• What needs to be done
Return the count of lines that mention "快递服务申诉主要问题二级原因分类图", with no other words.

#### Input records

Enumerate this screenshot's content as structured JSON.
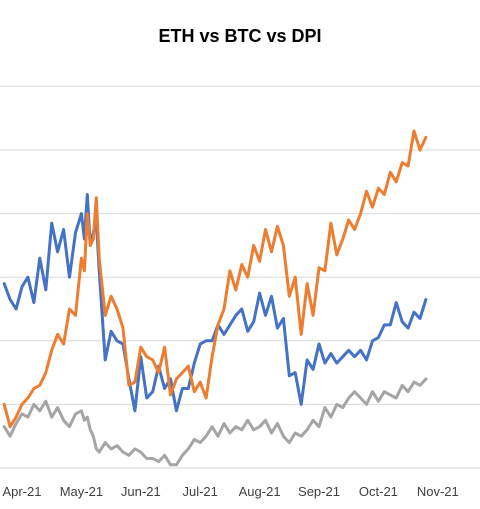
{
  "chart_data": {
    "type": "line",
    "title": "ETH vs BTC vs DPI",
    "xlabel": "",
    "ylabel": "",
    "x_ticks": [
      "Apr-21",
      "May-21",
      "Jun-21",
      "Jul-21",
      "Aug-21",
      "Sep-21",
      "Oct-21",
      "Nov-21"
    ],
    "ylim": [
      0,
      100
    ],
    "grid": true,
    "legend": "none",
    "series": [
      {
        "color": "#4472C4",
        "x": [
          -0.3,
          -0.2,
          -0.1,
          0.0,
          0.1,
          0.2,
          0.3,
          0.4,
          0.5,
          0.6,
          0.7,
          0.8,
          0.9,
          1.0,
          1.05,
          1.1,
          1.15,
          1.2,
          1.25,
          1.3,
          1.4,
          1.5,
          1.6,
          1.7,
          1.8,
          1.9,
          2.0,
          2.1,
          2.2,
          2.3,
          2.4,
          2.5,
          2.6,
          2.7,
          2.8,
          2.9,
          3.0,
          3.1,
          3.2,
          3.3,
          3.4,
          3.5,
          3.6,
          3.7,
          3.8,
          3.9,
          4.0,
          4.1,
          4.2,
          4.3,
          4.4,
          4.5,
          4.6,
          4.7,
          4.8,
          4.9,
          5.0,
          5.1,
          5.2,
          5.3,
          5.4,
          5.5,
          5.6,
          5.7,
          5.8,
          5.9,
          6.0,
          6.1,
          6.2,
          6.3,
          6.4,
          6.5,
          6.6,
          6.7,
          6.8
        ],
        "y": [
          58,
          53,
          50,
          57,
          60,
          52,
          66,
          56,
          77,
          68,
          75,
          60,
          74,
          80,
          72,
          86,
          70,
          74,
          78,
          62,
          34,
          43,
          40,
          39,
          28,
          18,
          35,
          22,
          24,
          32,
          25,
          28,
          18,
          25,
          25,
          33,
          39,
          40,
          40,
          45,
          42,
          45,
          48,
          50,
          43,
          46,
          55,
          48,
          54,
          44,
          47,
          29,
          30,
          20,
          34,
          31,
          39,
          33,
          36,
          33,
          35,
          37,
          35,
          37,
          34,
          40,
          41,
          45,
          45,
          52,
          46,
          44,
          49,
          47,
          53
        ]
      },
      {
        "color": "#ED7D31",
        "x": [
          -0.3,
          -0.2,
          -0.1,
          0.0,
          0.1,
          0.2,
          0.3,
          0.4,
          0.5,
          0.6,
          0.7,
          0.8,
          0.9,
          1.0,
          1.05,
          1.1,
          1.15,
          1.2,
          1.25,
          1.3,
          1.4,
          1.5,
          1.6,
          1.7,
          1.8,
          1.9,
          2.0,
          2.1,
          2.2,
          2.3,
          2.4,
          2.5,
          2.6,
          2.7,
          2.8,
          2.9,
          3.0,
          3.1,
          3.2,
          3.3,
          3.4,
          3.5,
          3.6,
          3.7,
          3.8,
          3.9,
          4.0,
          4.1,
          4.2,
          4.3,
          4.4,
          4.5,
          4.6,
          4.7,
          4.8,
          4.9,
          5.0,
          5.1,
          5.2,
          5.3,
          5.4,
          5.5,
          5.6,
          5.7,
          5.8,
          5.9,
          6.0,
          6.1,
          6.2,
          6.3,
          6.4,
          6.5,
          6.6,
          6.7,
          6.8
        ],
        "y": [
          20,
          13,
          16,
          20,
          22,
          25,
          26,
          30,
          37,
          42,
          39,
          50,
          48,
          66,
          62,
          80,
          70,
          72,
          85,
          66,
          48,
          54,
          50,
          44,
          26,
          27,
          38,
          35,
          34,
          30,
          38,
          23,
          28,
          30,
          32,
          24,
          27,
          22,
          35,
          45,
          50,
          62,
          56,
          64,
          60,
          70,
          65,
          75,
          68,
          76,
          70,
          54,
          60,
          42,
          58,
          48,
          63,
          62,
          77,
          67,
          72,
          78,
          75,
          80,
          87,
          82,
          88,
          86,
          93,
          90,
          96,
          95,
          106,
          100,
          104
        ]
      },
      {
        "color": "#A5A5A5",
        "x": [
          -0.3,
          -0.2,
          -0.1,
          0.0,
          0.1,
          0.2,
          0.3,
          0.4,
          0.5,
          0.6,
          0.7,
          0.8,
          0.9,
          1.0,
          1.05,
          1.1,
          1.15,
          1.2,
          1.25,
          1.3,
          1.4,
          1.5,
          1.6,
          1.7,
          1.8,
          1.9,
          2.0,
          2.1,
          2.2,
          2.3,
          2.4,
          2.5,
          2.6,
          2.7,
          2.8,
          2.9,
          3.0,
          3.1,
          3.2,
          3.3,
          3.4,
          3.5,
          3.6,
          3.7,
          3.8,
          3.9,
          4.0,
          4.1,
          4.2,
          4.3,
          4.4,
          4.5,
          4.6,
          4.7,
          4.8,
          4.9,
          5.0,
          5.1,
          5.2,
          5.3,
          5.4,
          5.5,
          5.6,
          5.7,
          5.8,
          5.9,
          6.0,
          6.1,
          6.2,
          6.3,
          6.4,
          6.5,
          6.6,
          6.7,
          6.8
        ],
        "y": [
          13,
          10,
          14,
          17,
          16,
          20,
          18,
          21,
          16,
          19,
          15,
          13,
          17,
          18,
          15,
          16,
          12,
          10,
          6,
          5,
          8,
          6,
          7,
          5,
          4,
          6,
          5,
          3,
          3,
          2,
          4,
          1,
          1,
          4,
          6,
          9,
          8,
          10,
          13,
          10,
          14,
          11,
          13,
          12,
          15,
          12,
          13,
          15,
          11,
          14,
          10,
          8,
          11,
          10,
          12,
          15,
          13,
          19,
          16,
          20,
          19,
          22,
          24,
          22,
          20,
          24,
          21,
          24,
          23,
          22,
          26,
          24,
          27,
          26,
          28
        ]
      }
    ]
  }
}
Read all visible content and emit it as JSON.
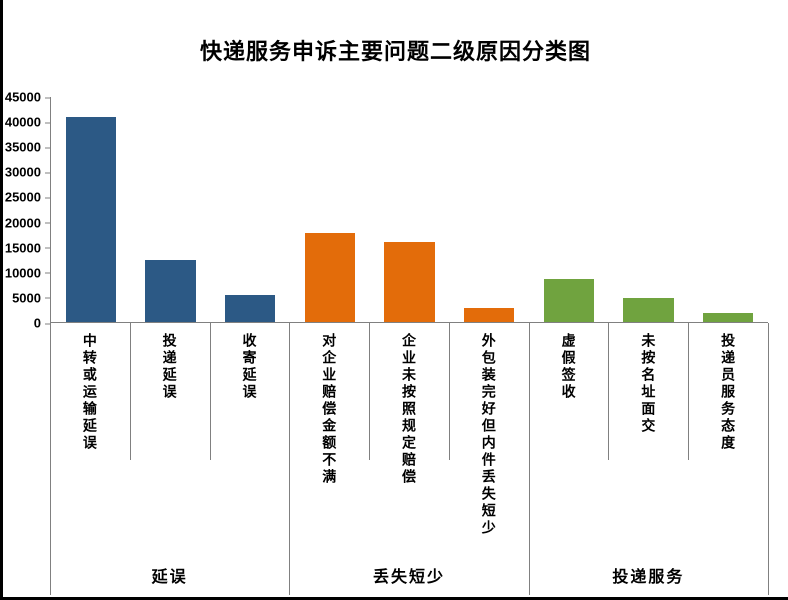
{
  "title": "快递服务申诉主要问题二级原因分类图",
  "chart_data": {
    "type": "bar",
    "title": "快递服务申诉主要问题二级原因分类图",
    "xlabel": "",
    "ylabel": "",
    "ylim": [
      0,
      45000
    ],
    "yticks": [
      0,
      5000,
      10000,
      15000,
      20000,
      25000,
      30000,
      35000,
      40000,
      45000
    ],
    "grid": false,
    "legend": "none",
    "axis_line_color": "#808080",
    "groups": [
      {
        "label": "延误",
        "color": "#2C5985",
        "categories": [
          "中转或运输延误",
          "投递延误",
          "收寄延误"
        ],
        "values": [
          41000,
          12500,
          5500
        ]
      },
      {
        "label": "丢失短少",
        "color": "#E36C0A",
        "categories": [
          "对企业赔偿金额不满",
          "企业未按照规定赔偿",
          "外包装完好但内件丢失短少"
        ],
        "values": [
          17800,
          16000,
          2800
        ]
      },
      {
        "label": "投递服务",
        "color": "#70A33F",
        "categories": [
          "虚假签收",
          "未按名址面交",
          "投递员服务态度"
        ],
        "values": [
          8700,
          4800,
          1800
        ]
      }
    ]
  }
}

########

• Task answer
2